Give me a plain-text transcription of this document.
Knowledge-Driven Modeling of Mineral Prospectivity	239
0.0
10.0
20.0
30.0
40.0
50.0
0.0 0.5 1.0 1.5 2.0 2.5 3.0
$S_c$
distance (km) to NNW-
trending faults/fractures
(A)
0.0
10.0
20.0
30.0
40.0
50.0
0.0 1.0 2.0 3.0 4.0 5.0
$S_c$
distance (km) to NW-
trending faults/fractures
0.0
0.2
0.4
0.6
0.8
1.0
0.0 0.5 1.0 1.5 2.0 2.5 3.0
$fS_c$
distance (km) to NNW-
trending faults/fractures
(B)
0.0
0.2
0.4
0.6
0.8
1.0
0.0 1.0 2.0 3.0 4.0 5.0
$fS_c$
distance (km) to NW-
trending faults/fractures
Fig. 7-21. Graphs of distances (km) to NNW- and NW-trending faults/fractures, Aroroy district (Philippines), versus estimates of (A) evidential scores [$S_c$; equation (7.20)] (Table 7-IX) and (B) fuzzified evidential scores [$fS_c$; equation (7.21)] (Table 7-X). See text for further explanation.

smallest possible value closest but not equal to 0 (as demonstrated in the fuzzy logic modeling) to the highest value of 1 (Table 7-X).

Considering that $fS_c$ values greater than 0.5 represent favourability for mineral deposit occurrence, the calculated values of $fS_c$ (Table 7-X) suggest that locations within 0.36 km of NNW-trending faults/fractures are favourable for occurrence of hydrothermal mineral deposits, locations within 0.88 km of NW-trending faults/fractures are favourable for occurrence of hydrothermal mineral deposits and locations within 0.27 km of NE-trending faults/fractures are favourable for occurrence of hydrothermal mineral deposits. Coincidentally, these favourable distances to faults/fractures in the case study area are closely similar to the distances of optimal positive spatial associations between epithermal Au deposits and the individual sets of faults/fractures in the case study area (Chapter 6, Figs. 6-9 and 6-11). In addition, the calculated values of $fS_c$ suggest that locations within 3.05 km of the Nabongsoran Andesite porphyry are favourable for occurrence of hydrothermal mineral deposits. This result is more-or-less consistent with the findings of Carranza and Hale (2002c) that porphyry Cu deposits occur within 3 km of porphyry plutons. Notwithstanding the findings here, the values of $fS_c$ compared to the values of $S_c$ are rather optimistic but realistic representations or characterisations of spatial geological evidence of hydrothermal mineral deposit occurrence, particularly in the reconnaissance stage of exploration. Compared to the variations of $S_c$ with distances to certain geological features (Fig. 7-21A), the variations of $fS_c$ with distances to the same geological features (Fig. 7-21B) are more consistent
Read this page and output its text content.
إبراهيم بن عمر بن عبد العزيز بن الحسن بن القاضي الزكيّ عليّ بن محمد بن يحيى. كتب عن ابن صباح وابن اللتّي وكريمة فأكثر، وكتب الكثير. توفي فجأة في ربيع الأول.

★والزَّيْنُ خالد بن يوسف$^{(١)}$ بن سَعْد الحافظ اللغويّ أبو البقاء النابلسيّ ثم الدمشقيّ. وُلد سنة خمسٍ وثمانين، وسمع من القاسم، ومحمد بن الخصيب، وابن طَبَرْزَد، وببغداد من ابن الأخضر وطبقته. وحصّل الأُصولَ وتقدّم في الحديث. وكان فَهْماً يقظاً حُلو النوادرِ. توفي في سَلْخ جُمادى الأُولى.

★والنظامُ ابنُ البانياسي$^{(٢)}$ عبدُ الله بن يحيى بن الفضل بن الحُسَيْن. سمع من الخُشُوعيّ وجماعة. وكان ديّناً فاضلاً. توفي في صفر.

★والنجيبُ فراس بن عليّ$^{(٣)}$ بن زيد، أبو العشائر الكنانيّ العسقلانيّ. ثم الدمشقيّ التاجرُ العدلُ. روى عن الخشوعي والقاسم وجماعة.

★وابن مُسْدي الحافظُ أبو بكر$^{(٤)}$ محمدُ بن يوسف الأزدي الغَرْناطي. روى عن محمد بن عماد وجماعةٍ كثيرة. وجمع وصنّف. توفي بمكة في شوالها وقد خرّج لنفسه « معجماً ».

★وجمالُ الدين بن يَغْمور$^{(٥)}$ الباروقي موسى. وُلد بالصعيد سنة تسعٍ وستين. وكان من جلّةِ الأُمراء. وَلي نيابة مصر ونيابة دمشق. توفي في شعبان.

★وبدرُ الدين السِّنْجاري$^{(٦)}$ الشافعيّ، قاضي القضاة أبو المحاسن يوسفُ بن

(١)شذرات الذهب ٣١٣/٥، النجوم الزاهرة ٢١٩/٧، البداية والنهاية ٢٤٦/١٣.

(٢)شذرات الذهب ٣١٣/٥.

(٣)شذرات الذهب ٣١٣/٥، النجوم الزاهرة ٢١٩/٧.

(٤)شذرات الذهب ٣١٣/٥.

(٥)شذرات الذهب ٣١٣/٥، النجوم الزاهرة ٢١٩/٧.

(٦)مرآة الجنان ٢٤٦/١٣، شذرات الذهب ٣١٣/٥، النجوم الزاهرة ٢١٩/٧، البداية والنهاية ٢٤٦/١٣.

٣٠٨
...
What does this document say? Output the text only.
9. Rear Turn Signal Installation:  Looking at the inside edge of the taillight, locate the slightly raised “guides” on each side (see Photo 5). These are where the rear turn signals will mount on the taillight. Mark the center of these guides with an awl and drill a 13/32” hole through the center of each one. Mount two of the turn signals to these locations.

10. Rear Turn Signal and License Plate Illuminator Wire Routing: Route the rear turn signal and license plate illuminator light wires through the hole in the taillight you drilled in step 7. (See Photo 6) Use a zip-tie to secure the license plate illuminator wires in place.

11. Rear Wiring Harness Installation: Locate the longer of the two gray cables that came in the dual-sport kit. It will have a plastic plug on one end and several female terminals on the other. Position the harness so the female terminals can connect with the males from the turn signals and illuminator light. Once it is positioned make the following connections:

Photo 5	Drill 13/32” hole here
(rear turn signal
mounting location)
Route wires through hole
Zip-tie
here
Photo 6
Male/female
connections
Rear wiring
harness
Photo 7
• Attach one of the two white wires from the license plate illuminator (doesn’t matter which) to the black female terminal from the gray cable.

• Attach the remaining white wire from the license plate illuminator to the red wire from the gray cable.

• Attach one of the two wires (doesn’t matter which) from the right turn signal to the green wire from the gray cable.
==
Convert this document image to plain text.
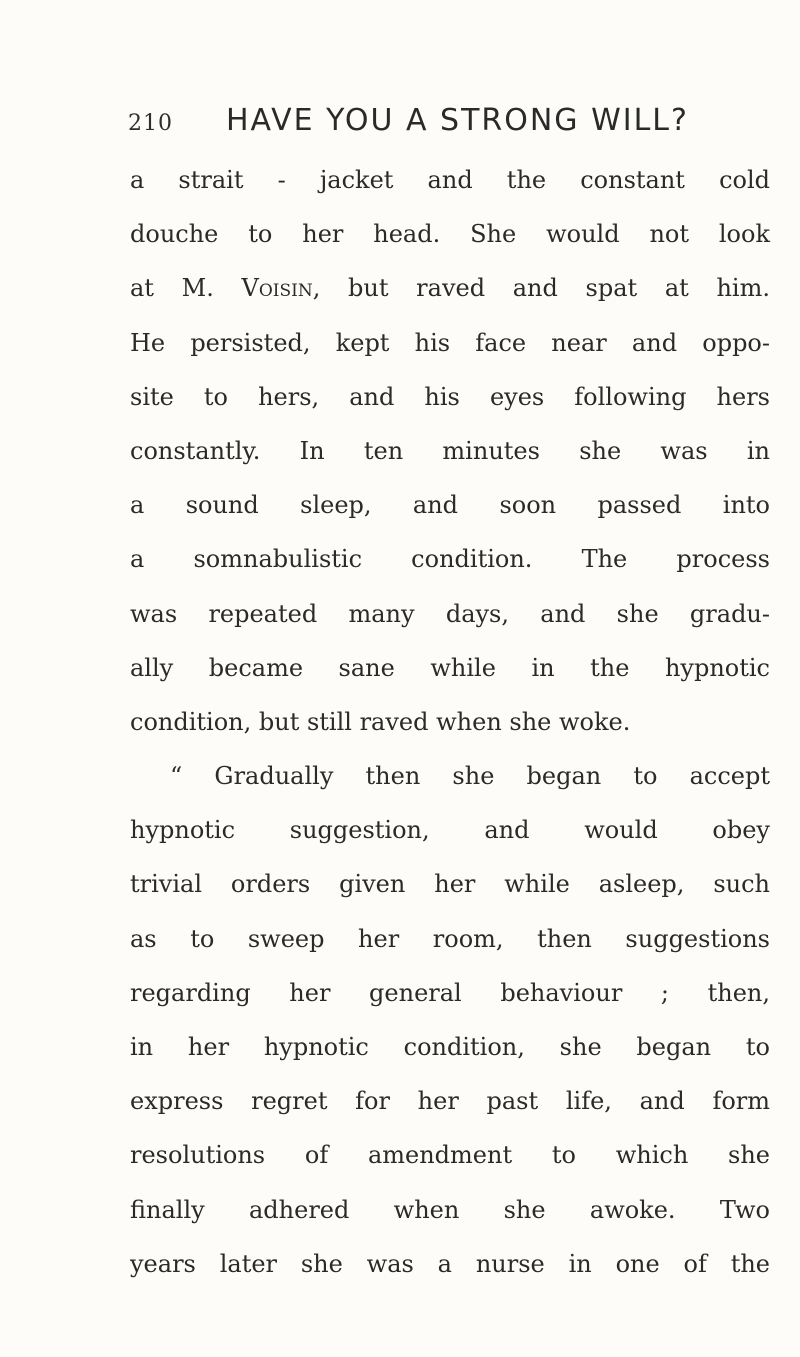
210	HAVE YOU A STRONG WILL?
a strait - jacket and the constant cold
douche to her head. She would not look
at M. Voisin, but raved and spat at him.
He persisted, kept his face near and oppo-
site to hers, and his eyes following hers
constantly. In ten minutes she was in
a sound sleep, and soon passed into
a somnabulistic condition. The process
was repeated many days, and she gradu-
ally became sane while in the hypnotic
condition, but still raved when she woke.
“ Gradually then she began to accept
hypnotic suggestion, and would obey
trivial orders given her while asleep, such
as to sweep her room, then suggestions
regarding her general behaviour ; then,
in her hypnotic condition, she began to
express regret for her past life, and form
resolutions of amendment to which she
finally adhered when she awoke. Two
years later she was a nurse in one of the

- THE REQUEST: Your task is to list each line of the records with the word "began".

- ANSWER TO THE EXERCISE:
“ Gradually then she began to accept
in her hypnotic condition, she began to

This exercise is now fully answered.